* **TEXTE FOURNI**
Mais ici les pavots, qui paraissent presque artificiellement plantés, semblent retarder la marche des trois personnages. Mais aussi les protéger peut-être.

Leurs graines vont-elles les porter dans un pays de rêves?








J’adore ce dessin! Bonne mise en scène, c’est une image réussie sous tous ses aspects.

Avec l’Arche rouge, et les deux personnages noirs au premier plan. Ils ont été rejetés de l’Arche, et ne savent probablement pas qu’ils vont se noyer. Méritent-ils ce sort, on n’en sait trop rien.

Cela me fait mal au coeur que la Licorne et le satyre ne puisse embarquer avec le reste des animaux.

Certains des éditeurs suisses de Nord-Sud voulaient supprimer cette image du livre. Parce que des parapluies ne peuvent apparaître dans une histoire de la Bible!

Cette image me rend fou! Pourquoi donc cette Arche incandescente? Aussi rouge que les rouges Enfers de Dante. Lisbeth, entendez-vous que chaque créature assez fortunée pour grimper à bord sera grillée vive? Et ces pauvres âmes qui courent de gauche et de droite –il y a même le diable- en s’accrochant à leurs parapluies, ont-elles l’espoir de les transformer en barque?

La Licorne est assez drôle: on sait que la tradition veut qu’elle ne puisse être capturée que par une vierge. L’artiste annonce-t-elle donc que Dieu ne va pas inviter de jeune fille pure pour ce voyage vers nulle part?
Et la Licorne, qui gambade au centre de l’image, est souvent symbole de pureté et de religion. Lisbeth, suggérez-vous que personne, vraiment personne ne sera sauvé?

Tout cela nous éloigne de la doulce Thumbelina, pas vrai?








Le dessin vient de "How the Camel got his Hump" de Kipling et illustre la phrase: Alors apparut le Djinn qui régnait sur les déserts, déboulant dans un nuage de poussière (les Djinns voyagent toujours ainsi, parce que c’est magique) et il fit une courte pause pour s’entretenir avec les Trois.

* **DONNÉES BRUTES**
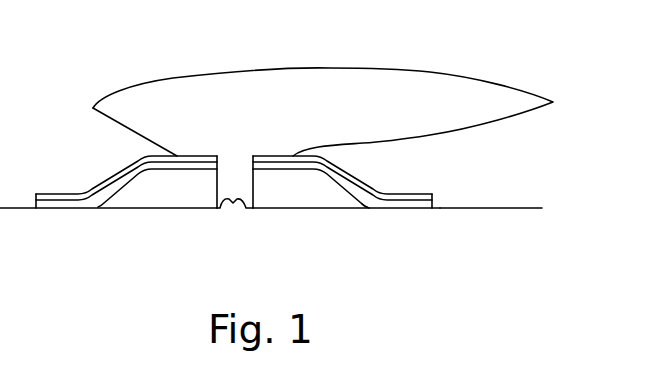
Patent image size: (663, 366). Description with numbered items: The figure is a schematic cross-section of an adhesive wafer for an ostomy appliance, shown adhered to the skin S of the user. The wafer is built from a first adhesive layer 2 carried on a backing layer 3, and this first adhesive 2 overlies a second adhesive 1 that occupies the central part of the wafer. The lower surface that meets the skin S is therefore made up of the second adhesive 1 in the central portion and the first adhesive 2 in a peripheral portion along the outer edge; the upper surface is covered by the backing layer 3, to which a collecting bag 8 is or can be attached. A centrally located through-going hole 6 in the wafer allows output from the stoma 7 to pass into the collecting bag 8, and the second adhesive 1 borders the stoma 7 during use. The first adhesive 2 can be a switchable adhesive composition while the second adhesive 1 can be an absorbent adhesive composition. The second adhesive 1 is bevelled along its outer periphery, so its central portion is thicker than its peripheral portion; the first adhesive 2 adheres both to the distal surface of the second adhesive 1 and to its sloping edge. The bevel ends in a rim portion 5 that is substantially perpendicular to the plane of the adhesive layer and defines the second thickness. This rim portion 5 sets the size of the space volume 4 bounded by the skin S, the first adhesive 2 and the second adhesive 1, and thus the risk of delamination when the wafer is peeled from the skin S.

The second adhesive 1 is at (285, 208).
The first adhesive layer 2 is at (407, 208).
The backing layer 3 is at (363, 181).
The space volume 4 is at (370, 208).
The rim portion 5 is at (95, 208).
The through-going hole 6 is at (235, 182).
The stoma 7 is at (236, 220).
The collecting bag 8 is at (174, 78).
The skin S is at (491, 222).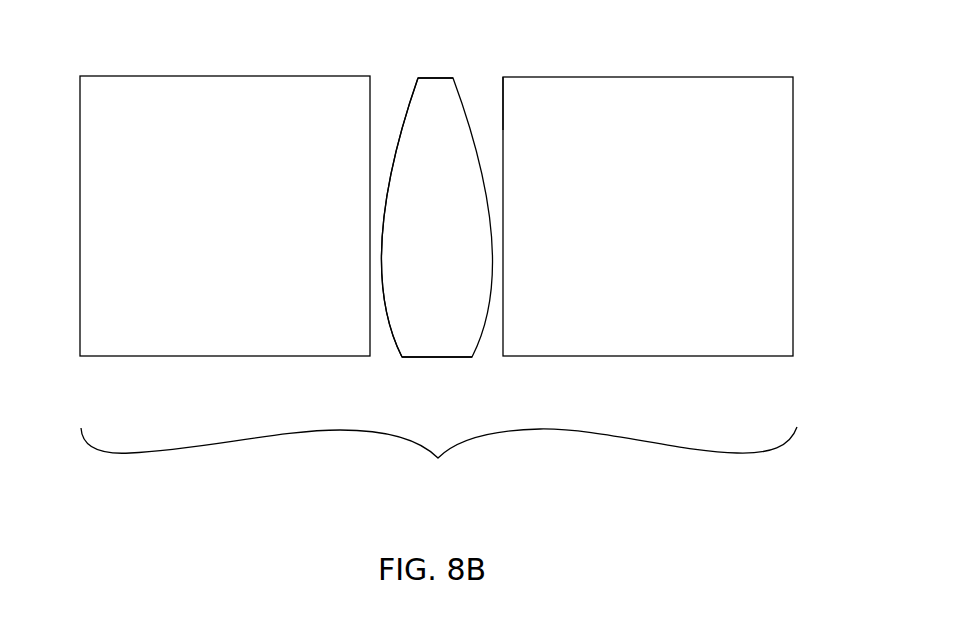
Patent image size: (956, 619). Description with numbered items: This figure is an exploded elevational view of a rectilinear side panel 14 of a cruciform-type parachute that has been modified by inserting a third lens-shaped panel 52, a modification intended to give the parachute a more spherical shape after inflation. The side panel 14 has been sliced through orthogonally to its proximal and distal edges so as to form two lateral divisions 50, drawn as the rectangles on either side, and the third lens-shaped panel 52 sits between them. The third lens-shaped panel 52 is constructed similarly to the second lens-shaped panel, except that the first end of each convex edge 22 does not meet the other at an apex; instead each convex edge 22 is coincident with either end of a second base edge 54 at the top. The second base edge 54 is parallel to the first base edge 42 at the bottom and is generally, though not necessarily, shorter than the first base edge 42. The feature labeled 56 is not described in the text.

The side panel 14 is at (439, 463).
The convex edge 22 is at (393, 137).
The first base edge 42 is at (442, 357).
The lateral division 50 is at (220, 205).
The third lens-shaped panel 52 is at (438, 147).
The second base edge 54 is at (433, 78).
The gap 56 is at (503, 115).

* **TÂCHES À RÉALISER**
[a] Répondez à ces questions sur le texte consacré aux illustrations :
(i) Que voulaient faire certains des éditeurs suisses de Nord-Sud ?
(ii) Selon la tradition citée, par qui la Licorne ne peut-elle être capturée ?
(iii) De quel récit de Kipling vient le dernier dessin mentionné ?
[b] Résumez en deux phrases le texte consacré aux illustrations.
[c] Donnez la suite du texte consacré aux illustrations, à partir de sa dernière phrase.

* **RÉPONSES PAR TÂCHE**
[a]
(i) Supprimer du livre l'image de l'Arche, parce que des parapluies ne peuvent apparaître dans une histoire de la Bible.
(ii) Par une vierge.
(iii) De « How the Camel got his Hump ».

[b] Le texte commente plusieurs dessins : des pavots qui semblent retarder et peut-être protéger trois personnages, puis une Arche rouge avec, au premier plan, deux personnages rejetés qui vont se noyer et une Licorne et un satyre qui ne peuvent embarquer. Certains éditeurs suisses de Nord-Sud voulaient supprimer cette image à cause des parapluies, et un dernier dessin illustre une phrase de « How the Camel got his Hump » de Kipling où apparaît le Djinn qui régnait sur les déserts.

[c]
Si je n’avais fait ce dessin en 2000 je le referais bien différemment aujourd’hui. Ce qui serait probablement vraiment dommage! Je n’ai aucune idée pourquoi je n’ai pas dessiné un nuage de poussière… C’est probablement la première image qui m’est venue à l’esprit (souvent ces ”premières images” sont à éviter, car ennuyeuses et trop évidentes). Un jour quelqu’un m’a demandé pourquoi le Djinn se déplaçait dans un rouleau de papier de toilette!… et il avait raison.

Ce rouleau montre cependant bien les mouvements du Djinn. Il est au premier plan maintenant, mais on peut ainsi distinguer tous les rebondissements depuis le haut de la colline. Difficile à montrer avec un nuage de fumée.

Il y a fort longtemps j’ai aussi illustré les Histoires comme ça, de Kipling, mais je n’ai aucun souvenir de cet épisode.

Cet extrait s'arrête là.